··· ENTRIES SHOWN ···
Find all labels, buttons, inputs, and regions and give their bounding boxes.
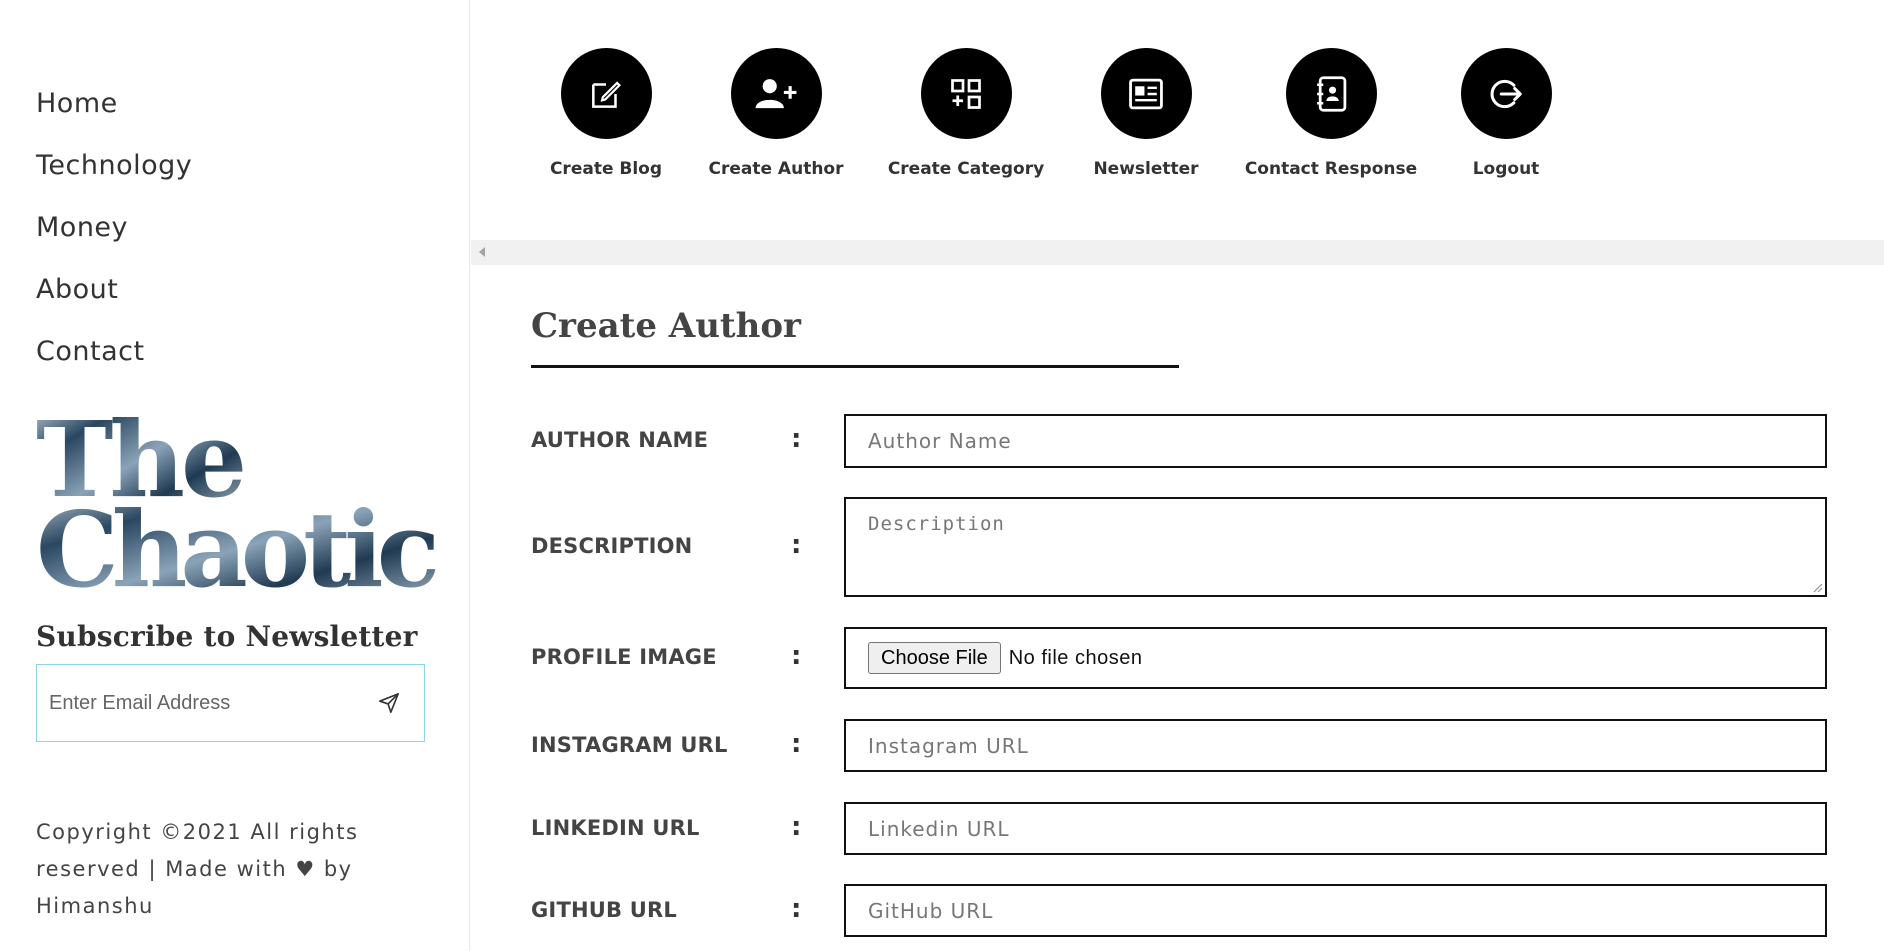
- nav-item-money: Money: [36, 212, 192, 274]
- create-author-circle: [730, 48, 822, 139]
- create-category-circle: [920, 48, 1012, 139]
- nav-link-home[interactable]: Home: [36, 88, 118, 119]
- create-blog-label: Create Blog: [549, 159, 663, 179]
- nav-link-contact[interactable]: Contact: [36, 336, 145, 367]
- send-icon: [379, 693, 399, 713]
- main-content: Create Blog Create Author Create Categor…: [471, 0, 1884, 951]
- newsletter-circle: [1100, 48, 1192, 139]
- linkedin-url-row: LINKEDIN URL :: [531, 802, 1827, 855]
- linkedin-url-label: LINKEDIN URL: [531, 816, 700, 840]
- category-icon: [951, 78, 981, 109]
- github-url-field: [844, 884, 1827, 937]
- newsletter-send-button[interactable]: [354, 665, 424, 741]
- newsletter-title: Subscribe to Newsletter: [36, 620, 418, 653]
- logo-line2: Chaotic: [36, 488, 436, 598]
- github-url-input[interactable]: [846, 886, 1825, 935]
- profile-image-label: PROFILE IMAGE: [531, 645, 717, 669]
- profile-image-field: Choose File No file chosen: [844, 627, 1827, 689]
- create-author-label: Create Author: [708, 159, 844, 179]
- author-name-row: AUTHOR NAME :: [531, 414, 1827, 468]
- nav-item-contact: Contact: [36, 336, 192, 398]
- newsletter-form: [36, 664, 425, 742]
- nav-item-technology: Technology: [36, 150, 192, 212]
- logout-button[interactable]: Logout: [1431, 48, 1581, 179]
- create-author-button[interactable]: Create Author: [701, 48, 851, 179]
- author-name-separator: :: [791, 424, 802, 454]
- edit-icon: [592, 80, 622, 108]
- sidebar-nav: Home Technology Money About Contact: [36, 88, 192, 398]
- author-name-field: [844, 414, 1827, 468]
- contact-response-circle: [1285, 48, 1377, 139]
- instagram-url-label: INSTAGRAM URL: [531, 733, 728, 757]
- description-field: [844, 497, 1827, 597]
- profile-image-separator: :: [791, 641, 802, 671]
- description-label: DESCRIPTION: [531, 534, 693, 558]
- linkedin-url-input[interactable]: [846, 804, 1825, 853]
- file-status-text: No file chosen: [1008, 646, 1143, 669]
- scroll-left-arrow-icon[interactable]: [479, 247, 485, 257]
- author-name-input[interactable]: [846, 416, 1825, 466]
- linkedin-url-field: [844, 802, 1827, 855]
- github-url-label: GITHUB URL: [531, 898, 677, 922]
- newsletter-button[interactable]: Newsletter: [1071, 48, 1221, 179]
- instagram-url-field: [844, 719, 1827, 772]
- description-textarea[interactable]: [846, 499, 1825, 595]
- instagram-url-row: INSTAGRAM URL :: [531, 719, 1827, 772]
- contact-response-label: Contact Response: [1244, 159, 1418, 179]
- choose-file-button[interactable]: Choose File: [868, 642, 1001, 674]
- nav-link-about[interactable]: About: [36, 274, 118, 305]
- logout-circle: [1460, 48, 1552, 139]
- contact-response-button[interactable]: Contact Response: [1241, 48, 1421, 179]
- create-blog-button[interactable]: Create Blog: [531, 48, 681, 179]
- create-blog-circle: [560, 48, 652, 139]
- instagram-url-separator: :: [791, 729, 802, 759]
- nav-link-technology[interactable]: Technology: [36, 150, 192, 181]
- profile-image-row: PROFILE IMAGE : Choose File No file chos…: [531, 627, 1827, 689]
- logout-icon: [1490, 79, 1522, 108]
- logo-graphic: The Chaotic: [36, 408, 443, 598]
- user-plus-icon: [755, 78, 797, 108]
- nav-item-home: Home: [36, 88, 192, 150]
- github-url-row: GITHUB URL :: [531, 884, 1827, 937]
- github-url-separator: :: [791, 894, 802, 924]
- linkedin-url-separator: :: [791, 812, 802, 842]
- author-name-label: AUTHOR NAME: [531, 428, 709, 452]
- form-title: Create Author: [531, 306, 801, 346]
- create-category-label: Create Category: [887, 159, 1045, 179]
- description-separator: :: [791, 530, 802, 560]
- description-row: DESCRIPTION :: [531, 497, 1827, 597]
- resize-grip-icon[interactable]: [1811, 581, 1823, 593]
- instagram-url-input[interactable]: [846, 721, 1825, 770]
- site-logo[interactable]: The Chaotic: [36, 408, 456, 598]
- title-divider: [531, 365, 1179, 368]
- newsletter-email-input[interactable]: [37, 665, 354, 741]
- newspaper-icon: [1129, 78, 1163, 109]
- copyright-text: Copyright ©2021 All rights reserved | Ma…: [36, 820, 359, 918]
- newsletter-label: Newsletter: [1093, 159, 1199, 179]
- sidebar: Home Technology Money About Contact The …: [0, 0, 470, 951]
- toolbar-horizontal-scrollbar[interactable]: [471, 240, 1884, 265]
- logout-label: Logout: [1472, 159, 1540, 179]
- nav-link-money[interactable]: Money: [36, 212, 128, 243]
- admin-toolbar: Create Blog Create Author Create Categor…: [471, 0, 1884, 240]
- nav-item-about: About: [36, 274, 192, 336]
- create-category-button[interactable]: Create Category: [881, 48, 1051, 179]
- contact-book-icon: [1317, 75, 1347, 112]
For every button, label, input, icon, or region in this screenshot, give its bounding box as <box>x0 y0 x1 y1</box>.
···
··· ENTRIES SHOWN ···
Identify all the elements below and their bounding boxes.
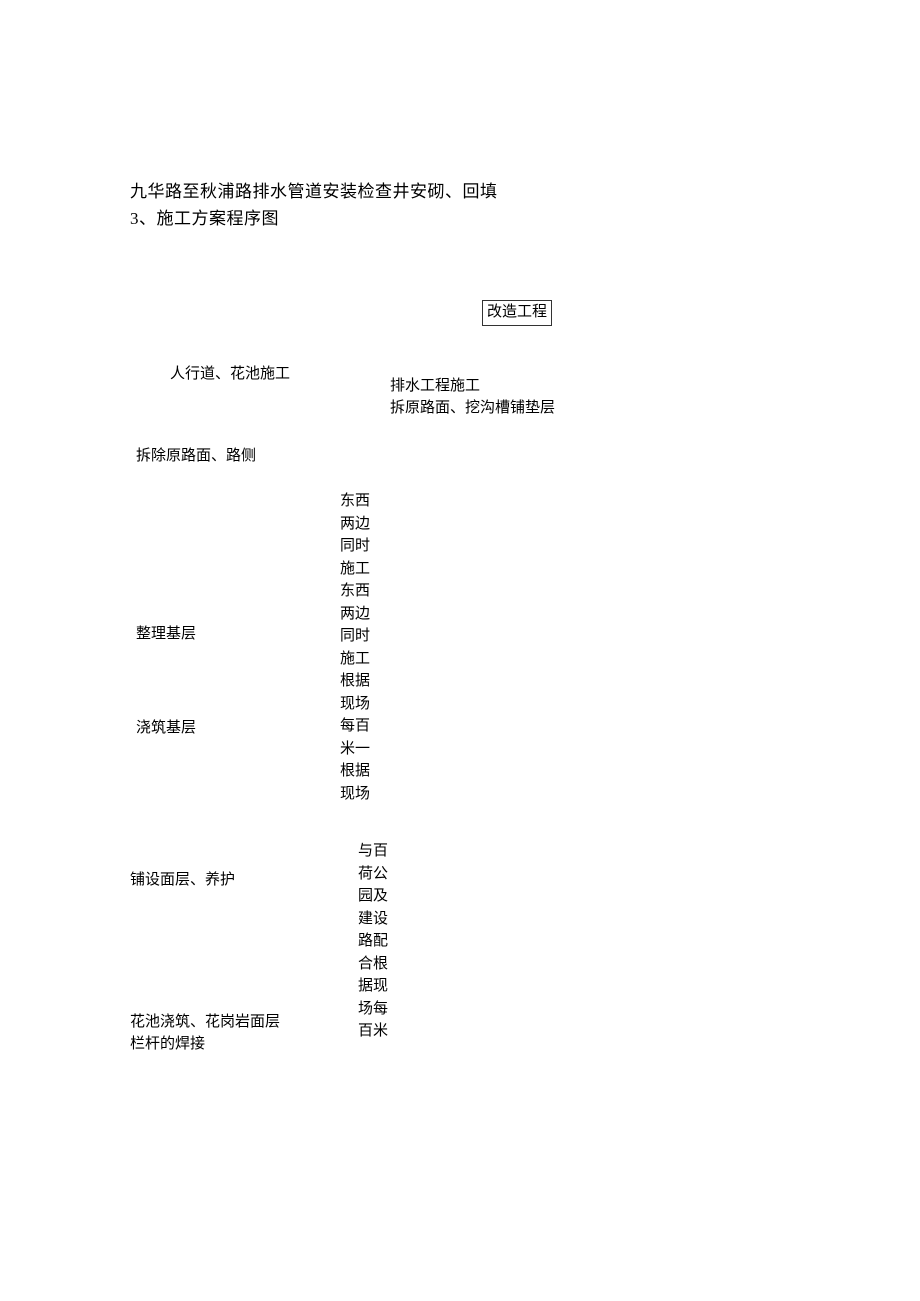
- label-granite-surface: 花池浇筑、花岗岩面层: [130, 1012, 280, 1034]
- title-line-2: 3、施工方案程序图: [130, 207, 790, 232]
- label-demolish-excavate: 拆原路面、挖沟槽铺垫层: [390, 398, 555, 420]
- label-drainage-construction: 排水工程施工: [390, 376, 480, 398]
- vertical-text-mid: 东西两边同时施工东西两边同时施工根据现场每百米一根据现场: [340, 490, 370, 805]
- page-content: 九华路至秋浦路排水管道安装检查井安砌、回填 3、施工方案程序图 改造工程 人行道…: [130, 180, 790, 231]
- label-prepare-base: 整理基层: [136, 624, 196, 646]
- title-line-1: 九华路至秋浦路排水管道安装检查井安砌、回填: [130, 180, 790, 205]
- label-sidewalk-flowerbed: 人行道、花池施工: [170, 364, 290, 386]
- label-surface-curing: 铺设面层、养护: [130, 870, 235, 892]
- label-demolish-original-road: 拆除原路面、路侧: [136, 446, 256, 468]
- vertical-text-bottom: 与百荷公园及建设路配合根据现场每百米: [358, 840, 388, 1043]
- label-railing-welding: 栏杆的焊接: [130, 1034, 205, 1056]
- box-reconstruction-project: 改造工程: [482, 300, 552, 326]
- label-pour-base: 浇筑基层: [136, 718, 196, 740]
···
### [GOAL OF THE EXERCISE]
Pull out every line of the records above that contains the word "circle", and copy each one in full.

### [COMPLETED EXERCISE]
- create-author-circle: [730, 48, 822, 139]
- create-category-circle: [920, 48, 1012, 139]
- newsletter-circle: [1100, 48, 1192, 139]
- contact-response-circle: [1285, 48, 1377, 139]
- logout-circle: [1460, 48, 1552, 139]
- create-blog-circle: [560, 48, 652, 139]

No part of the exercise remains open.